### Extracted data entries
◇ ◇ ◇

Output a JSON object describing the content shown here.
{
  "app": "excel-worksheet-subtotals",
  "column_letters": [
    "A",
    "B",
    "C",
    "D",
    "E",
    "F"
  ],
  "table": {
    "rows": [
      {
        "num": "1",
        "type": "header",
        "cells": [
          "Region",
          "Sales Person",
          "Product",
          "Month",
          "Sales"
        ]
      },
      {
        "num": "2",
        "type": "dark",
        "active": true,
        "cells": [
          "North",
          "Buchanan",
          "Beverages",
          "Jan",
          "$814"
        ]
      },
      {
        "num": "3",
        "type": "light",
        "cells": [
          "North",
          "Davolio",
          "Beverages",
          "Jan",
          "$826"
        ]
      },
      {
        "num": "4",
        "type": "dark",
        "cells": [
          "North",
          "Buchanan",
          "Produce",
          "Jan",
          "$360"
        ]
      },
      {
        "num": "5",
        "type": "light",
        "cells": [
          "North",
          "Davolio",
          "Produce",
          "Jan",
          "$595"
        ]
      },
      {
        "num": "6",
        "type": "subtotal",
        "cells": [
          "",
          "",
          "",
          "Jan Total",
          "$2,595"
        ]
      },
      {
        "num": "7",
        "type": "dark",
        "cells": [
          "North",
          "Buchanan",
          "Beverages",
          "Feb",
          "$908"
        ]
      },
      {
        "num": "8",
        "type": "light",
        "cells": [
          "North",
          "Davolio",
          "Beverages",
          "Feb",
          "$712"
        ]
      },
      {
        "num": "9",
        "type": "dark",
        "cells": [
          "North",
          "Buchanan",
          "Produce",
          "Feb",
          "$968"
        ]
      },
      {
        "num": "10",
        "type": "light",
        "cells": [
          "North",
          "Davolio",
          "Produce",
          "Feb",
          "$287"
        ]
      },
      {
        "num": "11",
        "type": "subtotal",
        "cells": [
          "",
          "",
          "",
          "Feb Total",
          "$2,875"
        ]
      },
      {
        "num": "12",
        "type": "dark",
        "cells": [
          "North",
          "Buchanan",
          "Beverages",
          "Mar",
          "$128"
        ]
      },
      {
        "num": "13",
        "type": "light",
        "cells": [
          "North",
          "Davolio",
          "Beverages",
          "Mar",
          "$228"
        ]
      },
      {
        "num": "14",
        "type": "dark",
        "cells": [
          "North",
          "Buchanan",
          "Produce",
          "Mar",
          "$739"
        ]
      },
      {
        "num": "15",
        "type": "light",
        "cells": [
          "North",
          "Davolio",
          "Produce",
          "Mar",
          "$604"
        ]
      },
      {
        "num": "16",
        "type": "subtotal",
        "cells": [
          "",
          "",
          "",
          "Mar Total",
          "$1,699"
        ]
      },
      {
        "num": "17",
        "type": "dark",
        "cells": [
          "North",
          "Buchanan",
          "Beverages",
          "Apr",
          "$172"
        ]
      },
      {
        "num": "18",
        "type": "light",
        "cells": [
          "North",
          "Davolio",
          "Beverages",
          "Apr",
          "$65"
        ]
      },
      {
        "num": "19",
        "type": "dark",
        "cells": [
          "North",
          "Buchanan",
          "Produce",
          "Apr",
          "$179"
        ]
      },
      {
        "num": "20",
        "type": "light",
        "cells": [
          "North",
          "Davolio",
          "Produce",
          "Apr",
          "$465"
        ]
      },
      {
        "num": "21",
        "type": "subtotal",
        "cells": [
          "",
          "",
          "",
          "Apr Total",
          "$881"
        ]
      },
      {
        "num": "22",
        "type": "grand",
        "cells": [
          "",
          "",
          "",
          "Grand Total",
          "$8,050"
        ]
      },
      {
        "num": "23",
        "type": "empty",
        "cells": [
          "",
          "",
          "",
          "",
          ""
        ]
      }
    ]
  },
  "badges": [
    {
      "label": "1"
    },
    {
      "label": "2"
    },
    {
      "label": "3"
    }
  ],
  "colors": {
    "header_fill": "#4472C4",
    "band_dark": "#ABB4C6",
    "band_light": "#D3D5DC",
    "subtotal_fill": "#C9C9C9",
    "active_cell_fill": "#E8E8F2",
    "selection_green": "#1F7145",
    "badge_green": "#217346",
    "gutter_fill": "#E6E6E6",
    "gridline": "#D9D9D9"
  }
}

◇ ◇ ◇

### WHAT YOU NEED TO DO
Return every record, word for word.

### ANSWER FOR THIS EXERCISE
Output a JSON object describing the content shown here.
{
  "app": "excel-worksheet-subtotals",
  "column_letters": [
    "A",
    "B",
    "C",
    "D",
    "E",
    "F"
  ],
  "table": {
    "rows": [
      {
        "num": "1",
        "type": "header",
        "cells": [
          "Region",
          "Sales Person",
          "Product",
          "Month",
          "Sales"
        ]
      },
      {
        "num": "2",
        "type": "dark",
        "active": true,
        "cells": [
          "North",
          "Buchanan",
          "Beverages",
          "Jan",
          "$814"
        ]
      },
      {
        "num": "3",
        "type": "light",
        "cells": [
          "North",
          "Davolio",
          "Beverages",
          "Jan",
          "$826"
        ]
      },
      {
        "num": "4",
        "type": "dark",
        "cells": [
          "North",
          "Buchanan",
          "Produce",
          "Jan",
          "$360"
        ]
      },
      {
        "num": "5",
        "type": "light",
        "cells": [
          "North",
          "Davolio",
          "Produce",
          "Jan",
          "$595"
        ]
      },
      {
        "num": "6",
        "type": "subtotal",
        "cells": [
          "",
          "",
          "",
          "Jan Total",
          "$2,595"
        ]
      },
      {
        "num": "7",
        "type": "dark",
        "cells": [
          "North",
          "Buchanan",
          "Beverages",
          "Feb",
          "$908"
        ]
      },
      {
        "num": "8",
        "type": "light",
        "cells": [
          "North",
          "Davolio",
          "Beverages",
          "Feb",
          "$712"
        ]
      },
      {
        "num": "9",
        "type": "dark",
        "cells": [
          "North",
          "Buchanan",
          "Produce",
          "Feb",
          "$968"
        ]
      },
      {
        "num": "10",
        "type": "light",
        "cells": [
          "North",
          "Davolio",
          "Produce",
          "Feb",
          "$287"
        ]
      },
      {
        "num": "11",
        "type": "subtotal",
        "cells": [
          "",
          "",
          "",
          "Feb Total",
          "$2,875"
        ]
      },
      {
        "num": "12",
        "type": "dark",
        "cells": [
          "North",
          "Buchanan",
          "Beverages",
          "Mar",
          "$128"
        ]
      },
      {
        "num": "13",
        "type": "light",
        "cells": [
          "North",
          "Davolio",
          "Beverages",
          "Mar",
          "$228"
        ]
      },
      {
        "num": "14",
        "type": "dark",
        "cells": [
          "North",
          "Buchanan",
          "Produce",
          "Mar",
          "$739"
        ]
      },
      {
        "num": "15",
        "type": "light",
        "cells": [
          "North",
          "Davolio",
          "Produce",
          "Mar",
          "$604"
        ]
      },
      {
        "num": "16",
        "type": "subtotal",
        "cells": [
          "",
          "",
          "",
          "Mar Total",
          "$1,699"
        ]
      },
      {
        "num": "17",
        "type": "dark",
        "cells": [
          "North",
          "Buchanan",
          "Beverages",
          "Apr",
          "$172"
        ]
      },
      {
        "num": "18",
        "type": "light",
        "cells": [
          "North",
          "Davolio",
          "Beverages",
          "Apr",
          "$65"
        ]
      },
      {
        "num": "19",
        "type": "dark",
        "cells": [
          "North",
          "Buchanan",
          "Produce",
          "Apr",
          "$179"
        ]
      },
      {
        "num": "20",
        "type": "light",
        "cells": [
          "North",
          "Davolio",
          "Produce",
          "Apr",
          "$465"
        ]
      },
      {
        "num": "21",
        "type": "subtotal",
        "cells": [
          "",
          "",
          "",
          "Apr Total",
          "$881"
        ]
      },
      {
        "num": "22",
        "type": "grand",
        "cells": [
          "",
          "",
          "",
          "Grand Total",
          "$8,050"
        ]
      },
      {
        "num": "23",
        "type": "empty",
        "cells": [
          "",
          "",
          "",
          "",
          ""
        ]
      }
    ]
  },
  "badges": [
    {
      "label": "1"
    },
    {
      "label": "2"
    },
    {
      "label": "3"
    }
  ],
  "colors": {
    "header_fill": "#4472C4",
    "band_dark": "#ABB4C6",
    "band_light": "#D3D5DC",
    "subtotal_fill": "#C9C9C9",
    "active_cell_fill": "#E8E8F2",
    "selection_green": "#1F7145",
    "badge_green": "#217346",
    "gutter_fill": "#E6E6E6",
    "gridline": "#D9D9D9"
  }
}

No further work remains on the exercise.